◆ **Problem to work on**
Repeat each record exactly as written, and drop any images.

■ ■ ■ ■ ■ ■ ■

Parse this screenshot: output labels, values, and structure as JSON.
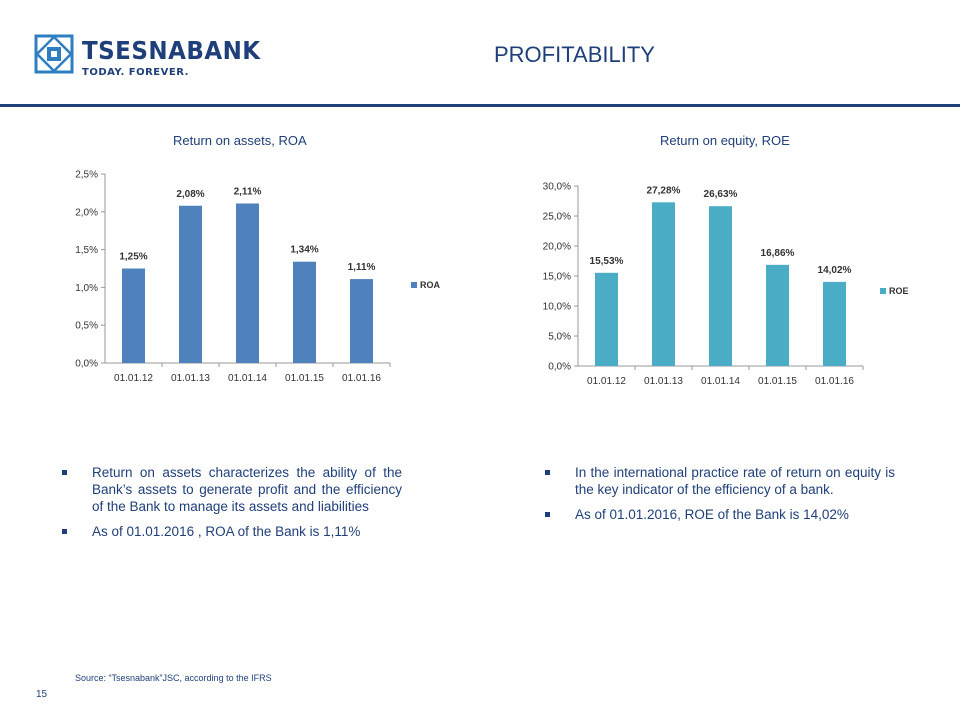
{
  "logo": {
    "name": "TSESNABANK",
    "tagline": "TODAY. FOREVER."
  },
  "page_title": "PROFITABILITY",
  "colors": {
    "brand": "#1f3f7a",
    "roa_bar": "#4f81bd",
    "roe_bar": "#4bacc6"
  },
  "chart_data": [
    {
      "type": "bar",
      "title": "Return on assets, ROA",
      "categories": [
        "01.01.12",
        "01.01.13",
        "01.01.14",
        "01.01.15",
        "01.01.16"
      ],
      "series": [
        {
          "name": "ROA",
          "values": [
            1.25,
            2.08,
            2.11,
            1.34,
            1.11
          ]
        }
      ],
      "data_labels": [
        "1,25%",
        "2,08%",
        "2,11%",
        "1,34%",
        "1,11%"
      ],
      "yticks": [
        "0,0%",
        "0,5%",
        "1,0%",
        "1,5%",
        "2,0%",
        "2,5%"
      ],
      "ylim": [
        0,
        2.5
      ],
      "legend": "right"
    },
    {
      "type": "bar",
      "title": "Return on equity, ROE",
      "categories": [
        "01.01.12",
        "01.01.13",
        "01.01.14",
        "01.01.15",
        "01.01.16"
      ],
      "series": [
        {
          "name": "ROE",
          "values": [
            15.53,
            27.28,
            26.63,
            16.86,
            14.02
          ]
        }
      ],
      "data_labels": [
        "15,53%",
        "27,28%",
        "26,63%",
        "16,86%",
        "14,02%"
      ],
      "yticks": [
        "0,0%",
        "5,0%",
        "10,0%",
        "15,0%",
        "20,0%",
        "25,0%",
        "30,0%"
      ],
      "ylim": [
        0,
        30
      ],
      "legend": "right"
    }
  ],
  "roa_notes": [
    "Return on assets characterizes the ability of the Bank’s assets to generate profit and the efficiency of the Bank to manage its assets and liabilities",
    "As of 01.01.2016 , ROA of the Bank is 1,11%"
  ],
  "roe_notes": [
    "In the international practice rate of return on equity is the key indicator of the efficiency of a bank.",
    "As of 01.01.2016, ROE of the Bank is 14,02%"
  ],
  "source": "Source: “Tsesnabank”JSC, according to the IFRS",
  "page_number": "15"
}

■ ■ ■ ■ ■ ■ ■

◆ **Solution for this problem**
Parse this screenshot: output labels, values, and structure as JSON.
{
  "logo": {
    "name": "TSESNABANK",
    "tagline": "TODAY. FOREVER."
  },
  "page_title": "PROFITABILITY",
  "colors": {
    "brand": "#1f3f7a",
    "roa_bar": "#4f81bd",
    "roe_bar": "#4bacc6"
  },
  "chart_data": [
    {
      "type": "bar",
      "title": "Return on assets, ROA",
      "categories": [
        "01.01.12",
        "01.01.13",
        "01.01.14",
        "01.01.15",
        "01.01.16"
      ],
      "series": [
        {
          "name": "ROA",
          "values": [
            1.25,
            2.08,
            2.11,
            1.34,
            1.11
          ]
        }
      ],
      "data_labels": [
        "1,25%",
        "2,08%",
        "2,11%",
        "1,34%",
        "1,11%"
      ],
      "yticks": [
        "0,0%",
        "0,5%",
        "1,0%",
        "1,5%",
        "2,0%",
        "2,5%"
      ],
      "ylim": [
        0,
        2.5
      ],
      "legend": "right"
    },
    {
      "type": "bar",
      "title": "Return on equity, ROE",
      "categories": [
        "01.01.12",
        "01.01.13",
        "01.01.14",
        "01.01.15",
        "01.01.16"
      ],
      "series": [
        {
          "name": "ROE",
          "values": [
            15.53,
            27.28,
            26.63,
            16.86,
            14.02
          ]
        }
      ],
      "data_labels": [
        "15,53%",
        "27,28%",
        "26,63%",
        "16,86%",
        "14,02%"
      ],
      "yticks": [
        "0,0%",
        "5,0%",
        "10,0%",
        "15,0%",
        "20,0%",
        "25,0%",
        "30,0%"
      ],
      "ylim": [
        0,
        30
      ],
      "legend": "right"
    }
  ],
  "roa_notes": [
    "Return on assets characterizes the ability of the Bank’s assets to generate profit and the efficiency of the Bank to manage its assets and liabilities",
    "As of 01.01.2016 , ROA of the Bank is 1,11%"
  ],
  "roe_notes": [
    "In the international practice rate of return on equity is the key indicator of the efficiency of a bank.",
    "As of 01.01.2016, ROE of the Bank is 14,02%"
  ],
  "source": "Source: “Tsesnabank”JSC, according to the IFRS",
  "page_number": "15"
}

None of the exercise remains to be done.